TASK DESCRIPTION: Copy the whole web series passage word for word.

SOURCE:
During MipCom, in October 2008, MySpace announced plans for a second series and indicated that it was in talks with cable network Foxtel to distribute their first series on network television. Additionally MySpace spoke of their plans to produce versions of the MySpace Road Tour in other countries. The emerging potential for success in web video caught the attention of top entertainment executives in America, including former Disney executive and current head of the Tornante Company, Michael Eisner. Torante's Vuguru subdivision partnered with Canadian media conglomerate Rogers Media on October 26, securing plans to produce upwards of 30 new web shows a year. Rogers Media agreed to help fund and distribute Vuguru's upcoming productions, thereby solidifying a connection between old and new media.

Production and distribution
The rise in the popularity of the Internet and improvements the accessibility and affordability of high speed broadband and streaming video technology meant that producing and distributing a web series became a feasible alternative to "traditional" series production, which was formerly mostly done for broadcast and cable TV. In comparison with traditional TV series production, web series are less expensive to produce. This has allowed a wider range of creators to develop web series. As well, since web series are made available online, instead of being aired at a single preset time to specific regions, they enable producers to reach a potentially global audience who can access the shows 24 hours a day and seven days a week, at the time of their choosing. Moreover, in the 2010s, the rising affordability of tablets and smartphones and the rising ownership rates of these devices in industrialized nations means that web series are available to a wider range of potential viewers, including commuters, travelers, and other people who are on the go.

The emerging potential for success in web video has caught the eye of some of the top entertainment executives in America, including former Disney executive and current head of the Tornante Company, Michael Eisner.  Eisner's Vuguru subdivision of Tornante partnered with Canadian media conglomerate Rogers Media on October 26, 2009, securing plans to produce over 30 new web shows a year.  Rogers Media will help fund and distribute Vuguru's upcoming productions, solidifying a connection between traditional media and new media such as web series. Web series can be distributed directly from the producers' websites, through streaming services or via online video sharing websites .

STORED DATA:
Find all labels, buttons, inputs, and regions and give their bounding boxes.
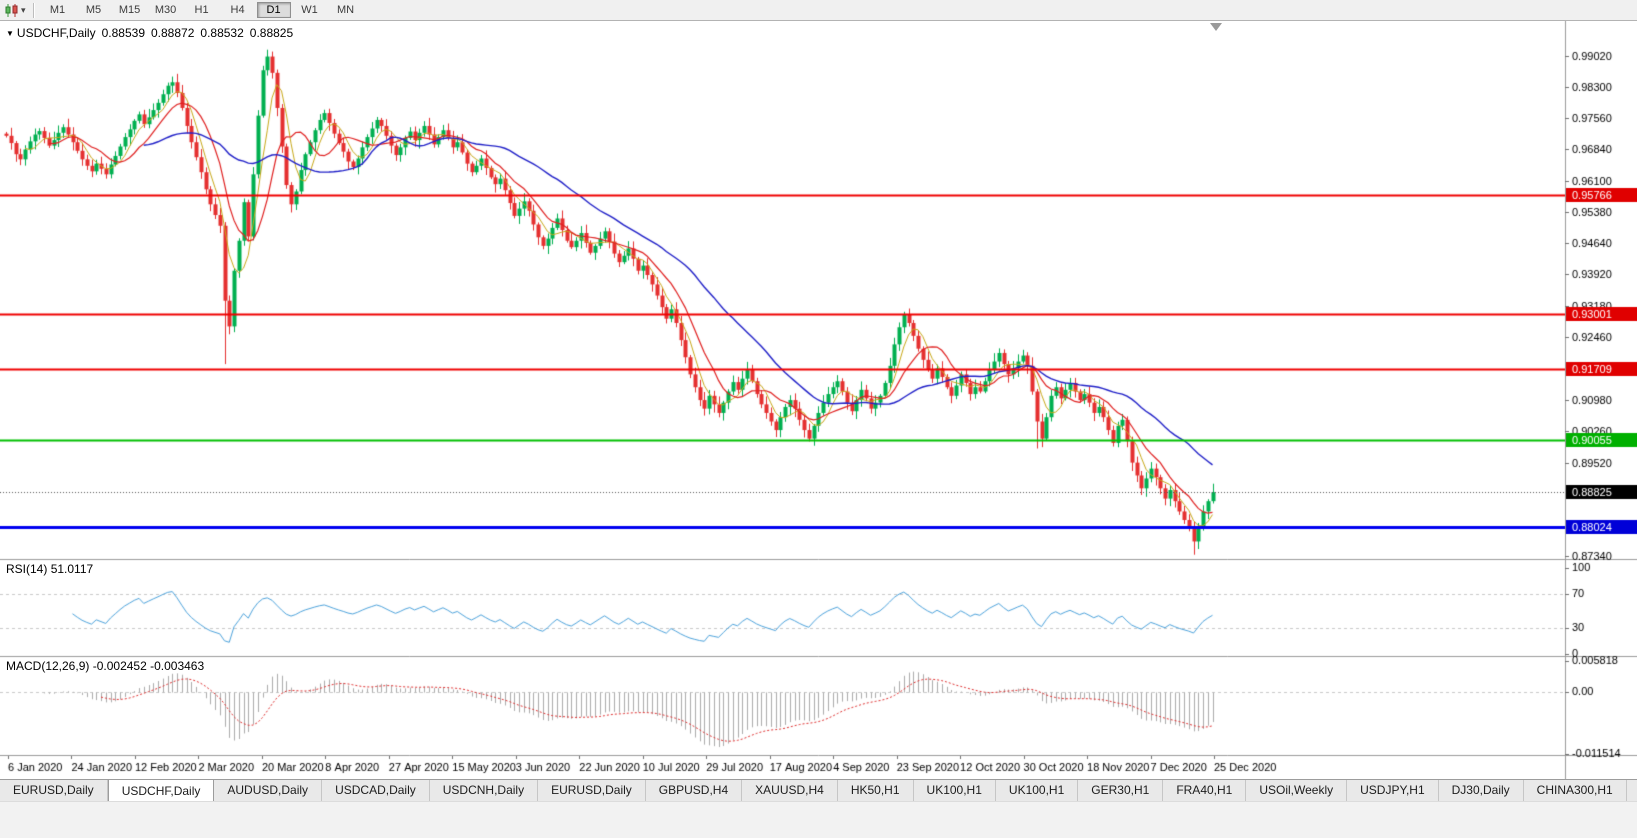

FULL OUTPUT:
During MipCom, in October 2008, MySpace announced plans for a second series and indicated that it was in talks with cable network Foxtel to distribute their first series on network television. Additionally MySpace spoke of their plans to produce versions of the MySpace Road Tour in other countries. The emerging potential for success in web video caught the attention of top entertainment executives in America, including former Disney executive and current head of the Tornante Company, Michael Eisner. Torante's Vuguru subdivision partnered with Canadian media conglomerate Rogers Media on October 26, securing plans to produce upwards of 30 new web shows a year. Rogers Media agreed to help fund and distribute Vuguru's upcoming productions, thereby solidifying a connection between old and new media.

Production and distribution
The rise in the popularity of the Internet and improvements the accessibility and affordability of high speed broadband and streaming video technology meant that producing and distributing a web series became a feasible alternative to "traditional" series production, which was formerly mostly done for broadcast and cable TV. In comparison with traditional TV series production, web series are less expensive to produce. This has allowed a wider range of creators to develop web series. As well, since web series are made available online, instead of being aired at a single preset time to specific regions, they enable producers to reach a potentially global audience who can access the shows 24 hours a day and seven days a week, at the time of their choosing. Moreover, in the 2010s, the rising affordability of tablets and smartphones and the rising ownership rates of these devices in industrialized nations means that web series are available to a wider range of potential viewers, including commuters, travelers, and other people who are on the go.

The emerging potential for success in web video has caught the eye of some of the top entertainment executives in America, including former Disney executive and current head of the Tornante Company, Michael Eisner.  Eisner's Vuguru subdivision of Tornante partnered with Canadian media conglomerate Rogers Media on October 26, 2009, securing plans to produce over 30 new web shows a year.  Rogers Media will help fund and distribute Vuguru's upcoming productions, solidifying a connection between traditional media and new media such as web series. Web series can be distributed directly from the producers' websites, through streaming services or via online video sharing websites .